Collect every line below that contains the word "mein".
>>>>
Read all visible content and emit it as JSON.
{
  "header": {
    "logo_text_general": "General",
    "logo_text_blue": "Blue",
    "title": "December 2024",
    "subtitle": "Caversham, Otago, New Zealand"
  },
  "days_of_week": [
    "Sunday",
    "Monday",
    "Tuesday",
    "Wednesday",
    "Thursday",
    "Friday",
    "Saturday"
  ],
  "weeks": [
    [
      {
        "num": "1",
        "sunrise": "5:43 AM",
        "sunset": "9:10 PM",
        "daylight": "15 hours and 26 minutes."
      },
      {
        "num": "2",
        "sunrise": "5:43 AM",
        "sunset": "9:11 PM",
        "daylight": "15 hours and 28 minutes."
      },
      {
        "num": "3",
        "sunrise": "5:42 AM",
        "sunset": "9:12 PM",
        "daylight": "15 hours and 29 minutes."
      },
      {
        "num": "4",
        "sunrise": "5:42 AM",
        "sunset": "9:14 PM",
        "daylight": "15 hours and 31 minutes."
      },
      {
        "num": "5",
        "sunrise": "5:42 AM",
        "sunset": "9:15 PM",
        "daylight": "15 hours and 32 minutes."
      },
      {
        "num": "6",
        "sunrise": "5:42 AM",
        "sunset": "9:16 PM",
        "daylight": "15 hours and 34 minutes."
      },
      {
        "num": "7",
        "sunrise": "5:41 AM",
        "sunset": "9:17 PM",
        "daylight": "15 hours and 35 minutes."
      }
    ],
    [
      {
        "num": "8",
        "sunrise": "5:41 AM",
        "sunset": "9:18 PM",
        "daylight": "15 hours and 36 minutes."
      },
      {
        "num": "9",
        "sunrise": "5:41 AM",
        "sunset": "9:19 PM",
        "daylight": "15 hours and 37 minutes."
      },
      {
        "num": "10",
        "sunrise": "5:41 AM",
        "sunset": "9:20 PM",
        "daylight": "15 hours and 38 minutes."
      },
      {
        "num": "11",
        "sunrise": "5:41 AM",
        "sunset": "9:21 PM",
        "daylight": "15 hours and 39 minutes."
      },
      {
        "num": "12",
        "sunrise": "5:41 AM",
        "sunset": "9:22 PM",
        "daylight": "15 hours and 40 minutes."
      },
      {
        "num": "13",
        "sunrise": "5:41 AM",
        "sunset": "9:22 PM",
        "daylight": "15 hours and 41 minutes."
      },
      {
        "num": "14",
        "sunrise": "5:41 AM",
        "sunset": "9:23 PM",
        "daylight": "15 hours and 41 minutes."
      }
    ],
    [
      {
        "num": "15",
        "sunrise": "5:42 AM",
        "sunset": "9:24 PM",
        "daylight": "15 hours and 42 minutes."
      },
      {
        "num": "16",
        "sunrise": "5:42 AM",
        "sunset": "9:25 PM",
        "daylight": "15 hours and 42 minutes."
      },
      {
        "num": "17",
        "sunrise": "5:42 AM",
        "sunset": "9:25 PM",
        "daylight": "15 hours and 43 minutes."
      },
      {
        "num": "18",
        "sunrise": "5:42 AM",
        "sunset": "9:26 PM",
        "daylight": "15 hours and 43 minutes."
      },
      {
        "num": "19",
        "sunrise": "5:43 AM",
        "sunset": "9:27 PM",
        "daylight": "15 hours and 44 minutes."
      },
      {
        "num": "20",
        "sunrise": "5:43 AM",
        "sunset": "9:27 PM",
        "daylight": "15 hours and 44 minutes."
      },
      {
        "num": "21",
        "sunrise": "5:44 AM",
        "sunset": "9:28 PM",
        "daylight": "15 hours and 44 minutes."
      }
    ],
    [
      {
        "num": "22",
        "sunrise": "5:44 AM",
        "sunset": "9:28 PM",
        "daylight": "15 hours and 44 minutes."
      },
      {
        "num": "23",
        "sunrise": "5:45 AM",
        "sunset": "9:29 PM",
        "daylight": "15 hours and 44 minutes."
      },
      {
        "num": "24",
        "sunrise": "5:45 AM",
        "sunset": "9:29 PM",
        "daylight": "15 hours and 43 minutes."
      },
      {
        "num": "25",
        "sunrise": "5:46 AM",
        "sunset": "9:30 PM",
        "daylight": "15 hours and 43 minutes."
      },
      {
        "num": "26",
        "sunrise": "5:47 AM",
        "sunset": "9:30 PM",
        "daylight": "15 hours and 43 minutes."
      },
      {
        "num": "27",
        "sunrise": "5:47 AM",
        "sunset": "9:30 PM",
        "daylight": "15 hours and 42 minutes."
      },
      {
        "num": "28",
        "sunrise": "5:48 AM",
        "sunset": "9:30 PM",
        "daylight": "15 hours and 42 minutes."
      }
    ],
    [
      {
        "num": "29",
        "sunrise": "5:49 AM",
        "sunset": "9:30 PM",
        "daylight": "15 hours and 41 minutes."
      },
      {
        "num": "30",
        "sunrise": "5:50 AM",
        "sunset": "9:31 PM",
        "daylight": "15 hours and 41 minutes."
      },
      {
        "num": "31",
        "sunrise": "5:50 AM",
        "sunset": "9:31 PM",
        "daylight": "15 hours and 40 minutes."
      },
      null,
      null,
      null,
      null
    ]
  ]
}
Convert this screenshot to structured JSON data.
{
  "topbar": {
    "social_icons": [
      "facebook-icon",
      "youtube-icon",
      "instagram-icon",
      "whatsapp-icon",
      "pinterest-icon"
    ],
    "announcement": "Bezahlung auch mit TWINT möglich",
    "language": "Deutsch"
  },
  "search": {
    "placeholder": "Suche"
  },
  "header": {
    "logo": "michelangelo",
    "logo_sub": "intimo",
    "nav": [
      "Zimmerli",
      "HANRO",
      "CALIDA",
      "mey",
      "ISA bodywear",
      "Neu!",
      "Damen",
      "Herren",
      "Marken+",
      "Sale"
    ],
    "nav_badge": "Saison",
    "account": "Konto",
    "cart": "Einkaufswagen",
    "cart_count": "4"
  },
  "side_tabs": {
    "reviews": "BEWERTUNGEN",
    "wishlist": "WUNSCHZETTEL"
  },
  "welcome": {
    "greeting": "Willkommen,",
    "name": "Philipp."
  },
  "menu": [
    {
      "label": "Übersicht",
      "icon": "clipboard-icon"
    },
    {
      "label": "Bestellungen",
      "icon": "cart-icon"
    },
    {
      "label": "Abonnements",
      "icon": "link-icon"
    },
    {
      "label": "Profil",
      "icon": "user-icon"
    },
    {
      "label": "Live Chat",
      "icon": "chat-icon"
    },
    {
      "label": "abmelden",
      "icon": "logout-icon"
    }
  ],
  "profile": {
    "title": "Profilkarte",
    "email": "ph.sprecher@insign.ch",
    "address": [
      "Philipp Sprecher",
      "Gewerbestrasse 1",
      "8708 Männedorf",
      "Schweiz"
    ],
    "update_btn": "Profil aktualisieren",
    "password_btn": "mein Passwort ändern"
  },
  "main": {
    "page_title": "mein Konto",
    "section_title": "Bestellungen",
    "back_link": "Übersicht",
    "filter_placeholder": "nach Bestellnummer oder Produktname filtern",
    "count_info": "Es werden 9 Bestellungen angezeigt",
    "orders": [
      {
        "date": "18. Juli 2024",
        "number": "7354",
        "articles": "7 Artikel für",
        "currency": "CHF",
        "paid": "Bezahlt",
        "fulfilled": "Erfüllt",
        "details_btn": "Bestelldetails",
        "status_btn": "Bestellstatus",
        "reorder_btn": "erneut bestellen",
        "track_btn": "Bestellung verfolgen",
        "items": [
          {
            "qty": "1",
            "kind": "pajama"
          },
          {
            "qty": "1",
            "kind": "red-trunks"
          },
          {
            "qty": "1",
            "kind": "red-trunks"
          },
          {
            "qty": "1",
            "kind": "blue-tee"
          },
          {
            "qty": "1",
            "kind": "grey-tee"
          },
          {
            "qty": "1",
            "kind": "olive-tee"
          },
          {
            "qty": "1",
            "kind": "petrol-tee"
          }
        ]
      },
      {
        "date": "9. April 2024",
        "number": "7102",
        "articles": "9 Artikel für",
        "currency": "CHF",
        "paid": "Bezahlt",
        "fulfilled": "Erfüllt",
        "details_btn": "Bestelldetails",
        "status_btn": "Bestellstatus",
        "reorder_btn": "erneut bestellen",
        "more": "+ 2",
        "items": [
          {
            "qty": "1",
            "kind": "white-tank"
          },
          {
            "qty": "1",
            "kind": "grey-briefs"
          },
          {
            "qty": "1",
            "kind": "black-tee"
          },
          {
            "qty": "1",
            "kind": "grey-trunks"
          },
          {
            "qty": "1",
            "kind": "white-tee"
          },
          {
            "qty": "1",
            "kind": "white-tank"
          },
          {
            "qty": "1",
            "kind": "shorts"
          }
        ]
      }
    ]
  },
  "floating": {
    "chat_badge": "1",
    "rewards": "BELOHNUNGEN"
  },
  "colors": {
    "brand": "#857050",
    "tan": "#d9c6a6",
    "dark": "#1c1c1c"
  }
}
<<<<
Final result –
    "password_btn": "mein Passwort ändern"
    "page_title": "mein Konto",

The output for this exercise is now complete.